• [Work to complete] Return all lines in the material below that contain "sinh".

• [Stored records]

begin

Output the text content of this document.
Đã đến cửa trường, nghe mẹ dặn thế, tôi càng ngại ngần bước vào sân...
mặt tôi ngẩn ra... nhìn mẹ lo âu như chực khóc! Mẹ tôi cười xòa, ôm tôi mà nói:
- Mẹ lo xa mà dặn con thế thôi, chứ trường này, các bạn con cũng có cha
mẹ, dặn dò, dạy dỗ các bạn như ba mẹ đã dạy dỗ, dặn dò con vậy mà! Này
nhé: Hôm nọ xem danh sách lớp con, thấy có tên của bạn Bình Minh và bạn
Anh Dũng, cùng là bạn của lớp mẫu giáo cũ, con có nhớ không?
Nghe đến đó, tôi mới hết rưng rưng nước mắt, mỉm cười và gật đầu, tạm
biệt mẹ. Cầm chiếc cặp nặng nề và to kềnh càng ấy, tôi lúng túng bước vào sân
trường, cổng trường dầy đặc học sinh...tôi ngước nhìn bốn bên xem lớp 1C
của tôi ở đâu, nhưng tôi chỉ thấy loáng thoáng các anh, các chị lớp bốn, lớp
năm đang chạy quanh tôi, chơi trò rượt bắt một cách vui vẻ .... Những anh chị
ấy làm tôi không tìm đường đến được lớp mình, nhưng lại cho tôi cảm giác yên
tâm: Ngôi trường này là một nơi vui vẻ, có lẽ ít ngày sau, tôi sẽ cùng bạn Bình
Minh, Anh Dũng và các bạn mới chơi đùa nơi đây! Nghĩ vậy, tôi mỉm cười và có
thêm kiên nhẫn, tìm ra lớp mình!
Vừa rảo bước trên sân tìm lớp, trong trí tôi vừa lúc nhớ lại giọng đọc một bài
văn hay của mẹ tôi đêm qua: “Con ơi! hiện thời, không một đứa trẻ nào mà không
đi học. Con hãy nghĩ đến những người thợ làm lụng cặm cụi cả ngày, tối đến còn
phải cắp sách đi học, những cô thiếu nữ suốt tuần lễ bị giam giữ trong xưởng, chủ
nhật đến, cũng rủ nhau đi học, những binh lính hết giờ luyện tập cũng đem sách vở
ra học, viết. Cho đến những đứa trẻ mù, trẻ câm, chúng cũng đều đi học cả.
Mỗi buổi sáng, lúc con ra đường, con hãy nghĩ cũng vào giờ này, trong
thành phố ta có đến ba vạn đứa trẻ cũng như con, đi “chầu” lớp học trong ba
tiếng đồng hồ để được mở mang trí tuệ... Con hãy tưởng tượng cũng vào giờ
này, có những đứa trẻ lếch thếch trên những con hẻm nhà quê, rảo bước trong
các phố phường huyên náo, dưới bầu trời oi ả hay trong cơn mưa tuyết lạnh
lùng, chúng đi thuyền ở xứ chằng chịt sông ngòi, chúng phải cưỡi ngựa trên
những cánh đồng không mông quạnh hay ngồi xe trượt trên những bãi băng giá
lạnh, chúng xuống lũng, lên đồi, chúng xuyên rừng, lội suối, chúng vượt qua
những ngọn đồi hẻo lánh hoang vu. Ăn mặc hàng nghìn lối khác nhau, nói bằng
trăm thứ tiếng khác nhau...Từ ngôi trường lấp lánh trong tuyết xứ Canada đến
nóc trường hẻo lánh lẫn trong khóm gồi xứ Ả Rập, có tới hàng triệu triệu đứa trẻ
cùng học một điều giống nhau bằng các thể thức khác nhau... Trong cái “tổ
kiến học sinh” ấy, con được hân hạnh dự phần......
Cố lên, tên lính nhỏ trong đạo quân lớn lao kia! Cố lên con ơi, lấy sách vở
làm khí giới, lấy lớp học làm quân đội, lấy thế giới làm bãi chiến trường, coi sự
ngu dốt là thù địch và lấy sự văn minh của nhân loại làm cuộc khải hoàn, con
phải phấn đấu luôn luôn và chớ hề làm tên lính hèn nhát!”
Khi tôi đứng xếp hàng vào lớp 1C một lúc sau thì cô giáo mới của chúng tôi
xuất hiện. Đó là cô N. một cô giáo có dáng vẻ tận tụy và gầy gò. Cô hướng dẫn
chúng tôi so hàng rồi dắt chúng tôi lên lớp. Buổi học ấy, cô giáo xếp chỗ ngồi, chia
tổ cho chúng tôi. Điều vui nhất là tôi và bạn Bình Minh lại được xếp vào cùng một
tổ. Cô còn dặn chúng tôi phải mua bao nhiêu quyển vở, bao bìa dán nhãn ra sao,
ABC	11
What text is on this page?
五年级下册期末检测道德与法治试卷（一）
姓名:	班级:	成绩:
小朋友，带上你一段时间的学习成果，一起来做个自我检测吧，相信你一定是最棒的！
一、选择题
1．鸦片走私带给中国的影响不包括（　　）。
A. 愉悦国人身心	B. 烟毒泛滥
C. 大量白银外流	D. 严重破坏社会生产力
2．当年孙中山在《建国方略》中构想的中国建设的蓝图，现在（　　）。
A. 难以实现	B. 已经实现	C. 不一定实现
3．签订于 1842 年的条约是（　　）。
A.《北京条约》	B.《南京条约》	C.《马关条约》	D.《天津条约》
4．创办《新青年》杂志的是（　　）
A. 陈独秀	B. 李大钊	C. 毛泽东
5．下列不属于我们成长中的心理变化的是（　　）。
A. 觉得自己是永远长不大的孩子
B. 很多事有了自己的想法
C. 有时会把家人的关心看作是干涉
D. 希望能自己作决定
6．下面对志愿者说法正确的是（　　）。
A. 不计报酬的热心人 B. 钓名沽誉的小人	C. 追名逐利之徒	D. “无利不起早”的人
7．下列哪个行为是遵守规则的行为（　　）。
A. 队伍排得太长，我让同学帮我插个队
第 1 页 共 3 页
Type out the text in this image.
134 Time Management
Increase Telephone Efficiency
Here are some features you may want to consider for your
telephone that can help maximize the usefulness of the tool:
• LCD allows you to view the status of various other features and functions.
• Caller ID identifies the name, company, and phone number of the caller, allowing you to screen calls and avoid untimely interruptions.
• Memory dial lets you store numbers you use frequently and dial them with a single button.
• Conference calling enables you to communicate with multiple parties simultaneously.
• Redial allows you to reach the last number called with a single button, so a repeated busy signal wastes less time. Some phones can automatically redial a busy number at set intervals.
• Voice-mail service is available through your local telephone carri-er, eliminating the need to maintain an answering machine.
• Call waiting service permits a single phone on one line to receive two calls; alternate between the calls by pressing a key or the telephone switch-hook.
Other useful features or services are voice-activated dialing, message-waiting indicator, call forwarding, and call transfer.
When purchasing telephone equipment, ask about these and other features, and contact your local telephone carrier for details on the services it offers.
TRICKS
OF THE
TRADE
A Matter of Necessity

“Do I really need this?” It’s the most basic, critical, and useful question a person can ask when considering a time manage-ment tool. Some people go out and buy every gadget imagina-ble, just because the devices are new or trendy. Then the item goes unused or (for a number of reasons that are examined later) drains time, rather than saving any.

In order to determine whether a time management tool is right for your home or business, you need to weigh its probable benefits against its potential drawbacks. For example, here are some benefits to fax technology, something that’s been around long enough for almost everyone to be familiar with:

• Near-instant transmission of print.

end

• [Task output]
trường, cổng trường dầy đặc học sinh...tôi ngước nhìn bốn bên xem lớp 1C
kiến học sinh” ấy, con được hân hạnh dự phần......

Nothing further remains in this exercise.